_Instructions to follow_. Repeat the whole listing below, word for word.

* START Source records *

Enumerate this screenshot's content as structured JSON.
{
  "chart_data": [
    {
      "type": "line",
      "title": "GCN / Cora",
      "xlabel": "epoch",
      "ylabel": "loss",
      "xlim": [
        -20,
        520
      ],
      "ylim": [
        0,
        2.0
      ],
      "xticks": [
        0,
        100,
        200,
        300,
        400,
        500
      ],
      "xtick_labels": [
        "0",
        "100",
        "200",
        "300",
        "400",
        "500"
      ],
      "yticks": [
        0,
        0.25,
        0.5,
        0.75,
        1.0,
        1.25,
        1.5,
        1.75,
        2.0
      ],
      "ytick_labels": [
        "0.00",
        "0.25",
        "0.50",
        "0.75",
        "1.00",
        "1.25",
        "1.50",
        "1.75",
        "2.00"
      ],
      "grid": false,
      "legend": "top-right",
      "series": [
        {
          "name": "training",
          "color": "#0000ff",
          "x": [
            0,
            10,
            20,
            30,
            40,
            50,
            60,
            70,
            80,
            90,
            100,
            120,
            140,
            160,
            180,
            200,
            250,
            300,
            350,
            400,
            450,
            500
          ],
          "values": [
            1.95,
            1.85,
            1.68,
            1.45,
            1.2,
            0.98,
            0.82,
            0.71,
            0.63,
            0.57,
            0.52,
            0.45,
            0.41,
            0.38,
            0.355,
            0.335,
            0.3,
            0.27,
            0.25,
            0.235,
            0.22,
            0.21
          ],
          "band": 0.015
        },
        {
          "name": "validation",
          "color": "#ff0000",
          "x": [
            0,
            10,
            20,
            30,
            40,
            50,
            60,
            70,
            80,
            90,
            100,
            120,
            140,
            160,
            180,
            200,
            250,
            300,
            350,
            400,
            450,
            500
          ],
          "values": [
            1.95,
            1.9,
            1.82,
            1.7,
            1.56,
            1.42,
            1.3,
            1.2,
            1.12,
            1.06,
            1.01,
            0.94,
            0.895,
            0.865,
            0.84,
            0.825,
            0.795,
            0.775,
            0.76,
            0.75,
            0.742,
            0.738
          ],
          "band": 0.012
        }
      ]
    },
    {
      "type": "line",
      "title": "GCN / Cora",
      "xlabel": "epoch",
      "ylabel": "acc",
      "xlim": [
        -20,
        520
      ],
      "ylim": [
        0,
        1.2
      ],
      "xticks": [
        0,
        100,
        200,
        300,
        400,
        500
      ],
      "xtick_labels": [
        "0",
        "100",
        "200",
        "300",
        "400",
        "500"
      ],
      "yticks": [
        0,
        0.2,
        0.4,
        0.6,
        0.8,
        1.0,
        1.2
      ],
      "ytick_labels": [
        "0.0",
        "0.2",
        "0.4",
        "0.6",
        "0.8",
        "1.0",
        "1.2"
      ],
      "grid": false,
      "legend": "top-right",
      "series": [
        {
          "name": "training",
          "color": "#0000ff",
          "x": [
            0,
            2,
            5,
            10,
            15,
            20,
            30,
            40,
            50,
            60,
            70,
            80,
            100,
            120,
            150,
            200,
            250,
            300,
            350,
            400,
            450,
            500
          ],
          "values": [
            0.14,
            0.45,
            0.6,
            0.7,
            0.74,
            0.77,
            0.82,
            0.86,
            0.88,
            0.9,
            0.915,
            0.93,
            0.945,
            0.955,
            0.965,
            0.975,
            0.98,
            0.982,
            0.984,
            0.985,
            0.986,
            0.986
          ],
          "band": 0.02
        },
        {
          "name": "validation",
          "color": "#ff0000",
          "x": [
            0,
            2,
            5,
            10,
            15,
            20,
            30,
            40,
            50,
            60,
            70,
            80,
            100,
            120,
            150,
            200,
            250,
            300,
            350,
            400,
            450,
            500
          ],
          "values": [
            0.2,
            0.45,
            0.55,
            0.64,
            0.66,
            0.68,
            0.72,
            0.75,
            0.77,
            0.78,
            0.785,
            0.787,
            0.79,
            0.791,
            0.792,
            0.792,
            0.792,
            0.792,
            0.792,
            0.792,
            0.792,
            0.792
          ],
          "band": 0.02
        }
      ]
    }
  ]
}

* END Source records *

_Solution to this exercise_.
Enumerate this screenshot's content as structured JSON.
{
  "chart_data": [
    {
      "type": "line",
      "title": "GCN / Cora",
      "xlabel": "epoch",
      "ylabel": "loss",
      "xlim": [
        -20,
        520
      ],
      "ylim": [
        0,
        2.0
      ],
      "xticks": [
        0,
        100,
        200,
        300,
        400,
        500
      ],
      "xtick_labels": [
        "0",
        "100",
        "200",
        "300",
        "400",
        "500"
      ],
      "yticks": [
        0,
        0.25,
        0.5,
        0.75,
        1.0,
        1.25,
        1.5,
        1.75,
        2.0
      ],
      "ytick_labels": [
        "0.00",
        "0.25",
        "0.50",
        "0.75",
        "1.00",
        "1.25",
        "1.50",
        "1.75",
        "2.00"
      ],
      "grid": false,
      "legend": "top-right",
      "series": [
        {
          "name": "training",
          "color": "#0000ff",
          "x": [
            0,
            10,
            20,
            30,
            40,
            50,
            60,
            70,
            80,
            90,
            100,
            120,
            140,
            160,
            180,
            200,
            250,
            300,
            350,
            400,
            450,
            500
          ],
          "values": [
            1.95,
            1.85,
            1.68,
            1.45,
            1.2,
            0.98,
            0.82,
            0.71,
            0.63,
            0.57,
            0.52,
            0.45,
            0.41,
            0.38,
            0.355,
            0.335,
            0.3,
            0.27,
            0.25,
            0.235,
            0.22,
            0.21
          ],
          "band": 0.015
        },
        {
          "name": "validation",
          "color": "#ff0000",
          "x": [
            0,
            10,
            20,
            30,
            40,
            50,
            60,
            70,
            80,
            90,
            100,
            120,
            140,
            160,
            180,
            200,
            250,
            300,
            350,
            400,
            450,
            500
          ],
          "values": [
            1.95,
            1.9,
            1.82,
            1.7,
            1.56,
            1.42,
            1.3,
            1.2,
            1.12,
            1.06,
            1.01,
            0.94,
            0.895,
            0.865,
            0.84,
            0.825,
            0.795,
            0.775,
            0.76,
            0.75,
            0.742,
            0.738
          ],
          "band": 0.012
        }
      ]
    },
    {
      "type": "line",
      "title": "GCN / Cora",
      "xlabel": "epoch",
      "ylabel": "acc",
      "xlim": [
        -20,
        520
      ],
      "ylim": [
        0,
        1.2
      ],
      "xticks": [
        0,
        100,
        200,
        300,
        400,
        500
      ],
      "xtick_labels": [
        "0",
        "100",
        "200",
        "300",
        "400",
        "500"
      ],
      "yticks": [
        0,
        0.2,
        0.4,
        0.6,
        0.8,
        1.0,
        1.2
      ],
      "ytick_labels": [
        "0.0",
        "0.2",
        "0.4",
        "0.6",
        "0.8",
        "1.0",
        "1.2"
      ],
      "grid": false,
      "legend": "top-right",
      "series": [
        {
          "name": "training",
          "color": "#0000ff",
          "x": [
            0,
            2,
            5,
            10,
            15,
            20,
            30,
            40,
            50,
            60,
            70,
            80,
            100,
            120,
            150,
            200,
            250,
            300,
            350,
            400,
            450,
            500
          ],
          "values": [
            0.14,
            0.45,
            0.6,
            0.7,
            0.74,
            0.77,
            0.82,
            0.86,
            0.88,
            0.9,
            0.915,
            0.93,
            0.945,
            0.955,
            0.965,
            0.975,
            0.98,
            0.982,
            0.984,
            0.985,
            0.986,
            0.986
          ],
          "band": 0.02
        },
        {
          "name": "validation",
          "color": "#ff0000",
          "x": [
            0,
            2,
            5,
            10,
            15,
            20,
            30,
            40,
            50,
            60,
            70,
            80,
            100,
            120,
            150,
            200,
            250,
            300,
            350,
            400,
            450,
            500
          ],
          "values": [
            0.2,
            0.45,
            0.55,
            0.64,
            0.66,
            0.68,
            0.72,
            0.75,
            0.77,
            0.78,
            0.785,
            0.787,
            0.79,
            0.791,
            0.792,
            0.792,
            0.792,
            0.792,
            0.792,
            0.792,
            0.792,
            0.792
          ],
          "band": 0.02
        }
      ]
    }
  ]
}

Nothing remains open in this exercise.